__Work to complete__
Which lines include the word "name"? Copy each of them.

═══ Material for the task ═══

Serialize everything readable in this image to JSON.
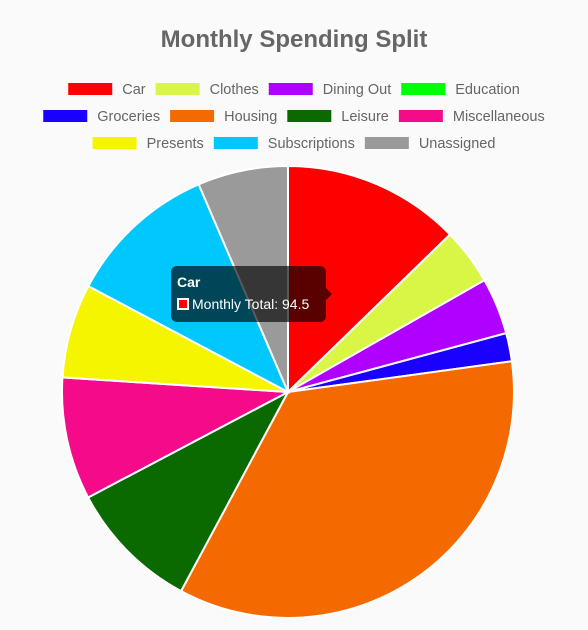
{
  "chart_data": {
    "type": "pie",
    "title": "Monthly Spending Split",
    "series_label": "Monthly Total",
    "categories": [
      "Car",
      "Clothes",
      "Dining Out",
      "Education",
      "Groceries",
      "Housing",
      "Leisure",
      "Miscellaneous",
      "Presents",
      "Subscriptions",
      "Unassigned"
    ],
    "values": [
      94.5,
      30,
      30,
      0,
      15,
      260,
      70,
      65,
      50,
      80,
      48
    ],
    "colors": [
      "#ff0000",
      "#d9f545",
      "#b000ff",
      "#00ff00",
      "#1a00ff",
      "#f56a00",
      "#0a6a00",
      "#f50a8a",
      "#f5f500",
      "#00c8ff",
      "#9a9a9a"
    ],
    "legend_position": "top",
    "start": "top, clockwise"
  },
  "tooltip": {
    "title": "Car",
    "label": "Monthly Total: 94.5",
    "swatch_color": "#ff0000"
  }
}
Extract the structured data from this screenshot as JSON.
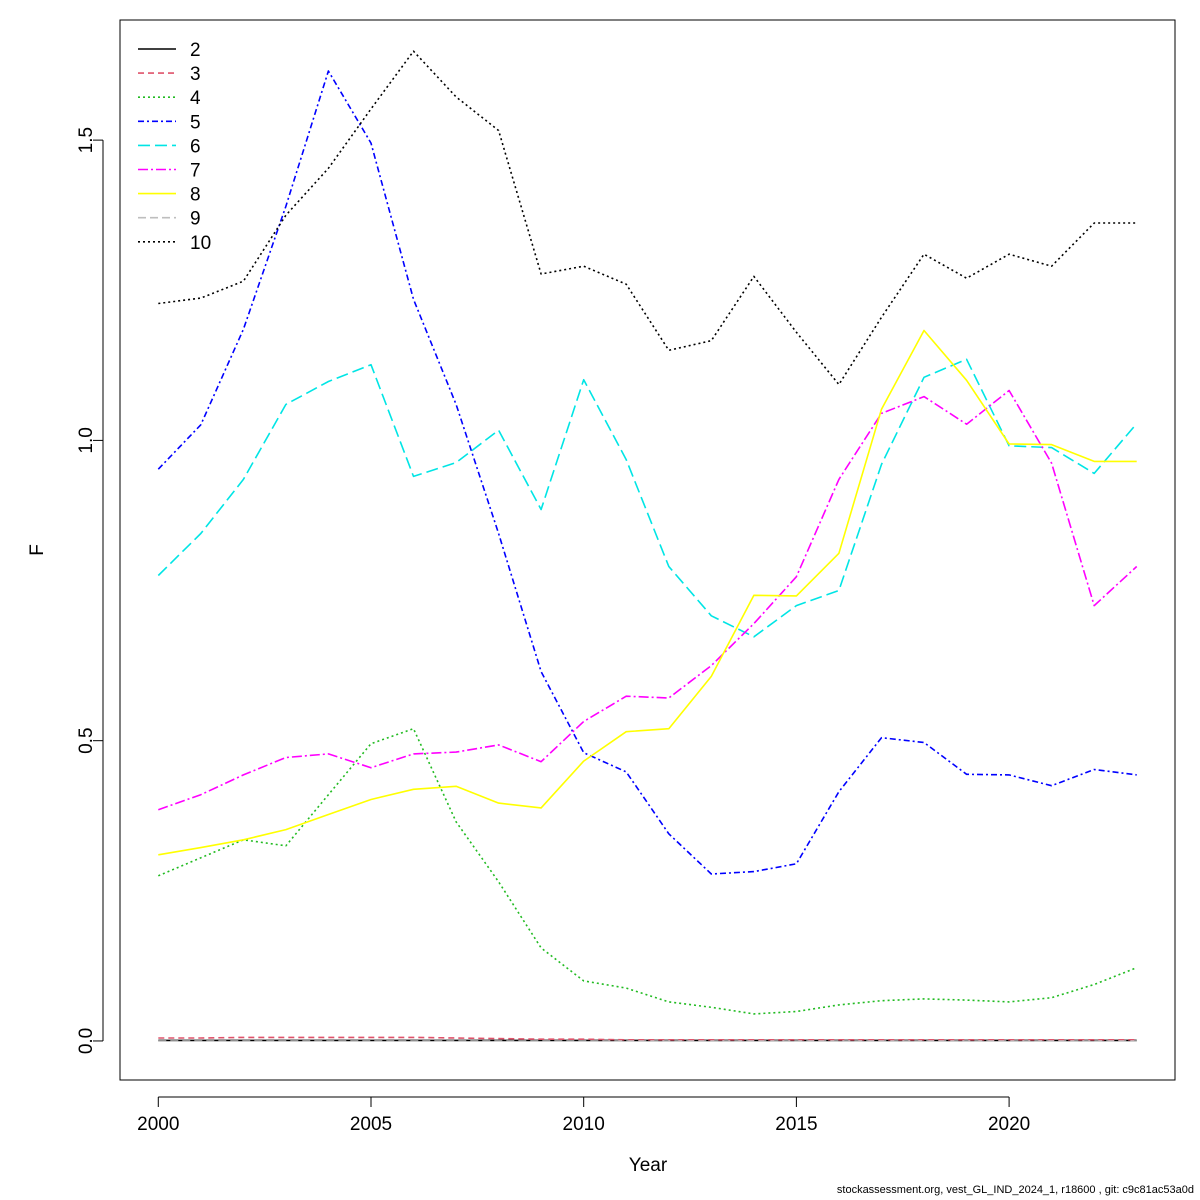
{
  "chart_data": {
    "type": "line",
    "title": "",
    "xlabel": "Year",
    "ylabel": "F",
    "xlim": [
      1999.1,
      2023.9
    ],
    "ylim": [
      -0.065,
      1.7
    ],
    "x_ticks": [
      2000,
      2005,
      2010,
      2015,
      2020
    ],
    "y_ticks": [
      0.0,
      0.5,
      1.0,
      1.5
    ],
    "y_tick_labels": [
      "0.0",
      "0.5",
      "1.0",
      "1.5"
    ],
    "grid": false,
    "legend_position": "top-left",
    "x": [
      2000,
      2001,
      2002,
      2003,
      2004,
      2005,
      2006,
      2007,
      2008,
      2009,
      2010,
      2011,
      2012,
      2013,
      2014,
      2015,
      2016,
      2017,
      2018,
      2019,
      2020,
      2021,
      2022,
      2023
    ],
    "series": [
      {
        "name": "2",
        "color": "#000000",
        "dash": "",
        "values": [
          0.001,
          0.001,
          0.001,
          0.001,
          0.001,
          0.001,
          0.001,
          0.001,
          0.001,
          0.001,
          0.001,
          0.001,
          0.001,
          0.001,
          0.001,
          0.001,
          0.001,
          0.001,
          0.001,
          0.001,
          0.001,
          0.001,
          0.001,
          0.001
        ]
      },
      {
        "name": "3",
        "color": "#DF536B",
        "dash": "6,4",
        "values": [
          0.005,
          0.005,
          0.006,
          0.006,
          0.006,
          0.006,
          0.006,
          0.005,
          0.004,
          0.003,
          0.003,
          0.002,
          0.002,
          0.002,
          0.002,
          0.002,
          0.002,
          0.002,
          0.002,
          0.002,
          0.002,
          0.002,
          0.002,
          0.002
        ]
      },
      {
        "name": "4",
        "color": "#22BB22",
        "dash": "2,3",
        "values": [
          0.275,
          0.305,
          0.335,
          0.325,
          0.41,
          0.495,
          0.52,
          0.365,
          0.265,
          0.155,
          0.1,
          0.088,
          0.065,
          0.056,
          0.045,
          0.049,
          0.06,
          0.067,
          0.07,
          0.068,
          0.065,
          0.072,
          0.094,
          0.122
        ]
      },
      {
        "name": "5",
        "color": "#0000FF",
        "dash": "6,3,2,3",
        "values": [
          0.952,
          1.026,
          1.185,
          1.39,
          1.615,
          1.495,
          1.235,
          1.06,
          0.845,
          0.615,
          0.48,
          0.448,
          0.345,
          0.278,
          0.282,
          0.295,
          0.415,
          0.505,
          0.497,
          0.444,
          0.443,
          0.425,
          0.452,
          0.443
        ]
      },
      {
        "name": "6",
        "color": "#00E5E5",
        "dash": "12,5",
        "values": [
          0.775,
          0.845,
          0.935,
          1.06,
          1.098,
          1.126,
          0.94,
          0.963,
          1.017,
          0.885,
          1.101,
          0.968,
          0.79,
          0.708,
          0.673,
          0.725,
          0.75,
          0.96,
          1.105,
          1.135,
          0.991,
          0.988,
          0.945,
          1.028
        ]
      },
      {
        "name": "7",
        "color": "#FF00FF",
        "dash": "10,3,2,3",
        "values": [
          0.385,
          0.41,
          0.443,
          0.472,
          0.478,
          0.455,
          0.478,
          0.481,
          0.493,
          0.465,
          0.532,
          0.574,
          0.571,
          0.625,
          0.695,
          0.773,
          0.935,
          1.045,
          1.073,
          1.027,
          1.083,
          0.962,
          0.725,
          0.79
        ]
      },
      {
        "name": "8",
        "color": "#FFFF00",
        "dash": "",
        "values": [
          0.31,
          0.322,
          0.335,
          0.352,
          0.377,
          0.402,
          0.419,
          0.424,
          0.396,
          0.388,
          0.466,
          0.515,
          0.52,
          0.607,
          0.742,
          0.741,
          0.812,
          1.052,
          1.183,
          1.1,
          0.994,
          0.993,
          0.965,
          0.965
        ]
      },
      {
        "name": "9",
        "color": "#BEBEBE",
        "dash": "8,4",
        "values": [
          0.0,
          0.0,
          0.0,
          0.0,
          0.0,
          0.0,
          0.0,
          0.0,
          0.0,
          0.0,
          0.0,
          0.0,
          0.0,
          0.0,
          0.0,
          0.0,
          0.0,
          0.0,
          0.0,
          0.0,
          0.0,
          0.0,
          0.0,
          0.0
        ]
      },
      {
        "name": "10",
        "color": "#000000",
        "dash": "2,3",
        "values": [
          1.228,
          1.237,
          1.265,
          1.375,
          1.453,
          1.552,
          1.648,
          1.572,
          1.516,
          1.277,
          1.29,
          1.26,
          1.15,
          1.166,
          1.273,
          1.18,
          1.093,
          1.205,
          1.31,
          1.27,
          1.31,
          1.29,
          1.362,
          1.362
        ]
      }
    ]
  },
  "footer": "stockassessment.org, vest_GL_IND_2024_1, r18600 , git: c9c81ac53a0d"
}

═══

__Task result__
        "name": "2",
        "name": "3",
        "name": "4",
        "name": "5",
        "name": "6",
        "name": "7",
        "name": "8",
        "name": "9",
        "name": "10",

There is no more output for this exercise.